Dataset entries
|---|

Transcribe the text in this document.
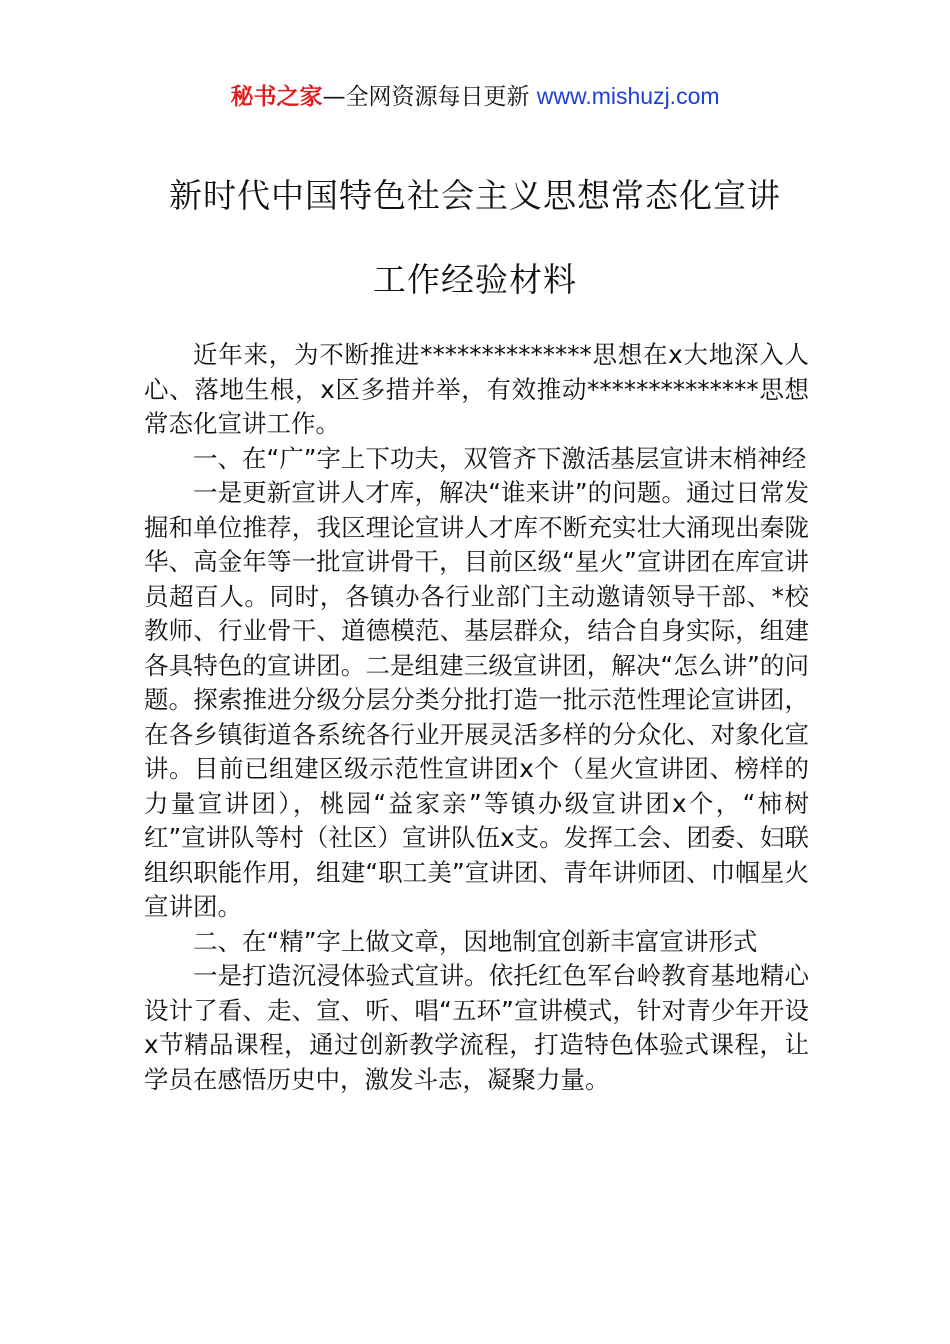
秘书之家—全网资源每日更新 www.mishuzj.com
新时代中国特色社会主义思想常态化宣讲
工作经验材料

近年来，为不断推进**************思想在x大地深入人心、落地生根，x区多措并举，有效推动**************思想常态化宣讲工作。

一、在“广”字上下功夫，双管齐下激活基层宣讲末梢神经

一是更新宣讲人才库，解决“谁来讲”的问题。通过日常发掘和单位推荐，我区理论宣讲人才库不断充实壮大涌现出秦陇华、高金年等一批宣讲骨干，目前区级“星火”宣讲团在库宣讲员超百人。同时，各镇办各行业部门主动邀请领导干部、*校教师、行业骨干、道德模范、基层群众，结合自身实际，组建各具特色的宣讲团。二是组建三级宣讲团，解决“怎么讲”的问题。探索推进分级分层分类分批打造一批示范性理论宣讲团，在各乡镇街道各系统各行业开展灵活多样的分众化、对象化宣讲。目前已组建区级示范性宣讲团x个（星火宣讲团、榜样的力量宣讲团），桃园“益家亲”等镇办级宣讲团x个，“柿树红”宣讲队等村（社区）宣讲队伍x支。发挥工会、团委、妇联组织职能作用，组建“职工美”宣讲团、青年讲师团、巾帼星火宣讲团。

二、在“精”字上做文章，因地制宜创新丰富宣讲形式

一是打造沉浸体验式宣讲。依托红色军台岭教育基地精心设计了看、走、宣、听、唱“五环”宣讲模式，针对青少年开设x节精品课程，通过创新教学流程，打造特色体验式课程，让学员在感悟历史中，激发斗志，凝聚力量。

|---|

# YOUR OBJECTIVE
Copy every entry word for word, but omit the pictures.

# EXPECTED OUTPUT
Transcribe the text in this document.
秘书之家—全网资源每日更新 www.mishuzj.com
新时代中国特色社会主义思想常态化宣讲
工作经验材料

近年来，为不断推进**************思想在x大地深入人心、落地生根，x区多措并举，有效推动**************思想常态化宣讲工作。

一、在“广”字上下功夫，双管齐下激活基层宣讲末梢神经

一是更新宣讲人才库，解决“谁来讲”的问题。通过日常发掘和单位推荐，我区理论宣讲人才库不断充实壮大涌现出秦陇华、高金年等一批宣讲骨干，目前区级“星火”宣讲团在库宣讲员超百人。同时，各镇办各行业部门主动邀请领导干部、*校教师、行业骨干、道德模范、基层群众，结合自身实际，组建各具特色的宣讲团。二是组建三级宣讲团，解决“怎么讲”的问题。探索推进分级分层分类分批打造一批示范性理论宣讲团，在各乡镇街道各系统各行业开展灵活多样的分众化、对象化宣讲。目前已组建区级示范性宣讲团x个（星火宣讲团、榜样的力量宣讲团），桃园“益家亲”等镇办级宣讲团x个，“柿树红”宣讲队等村（社区）宣讲队伍x支。发挥工会、团委、妇联组织职能作用，组建“职工美”宣讲团、青年讲师团、巾帼星火宣讲团。

二、在“精”字上做文章，因地制宜创新丰富宣讲形式

一是打造沉浸体验式宣讲。依托红色军台岭教育基地精心设计了看、走、宣、听、唱“五环”宣讲模式，针对青少年开设x节精品课程，通过创新教学流程，打造特色体验式课程，让学员在感悟历史中，激发斗志，凝聚力量。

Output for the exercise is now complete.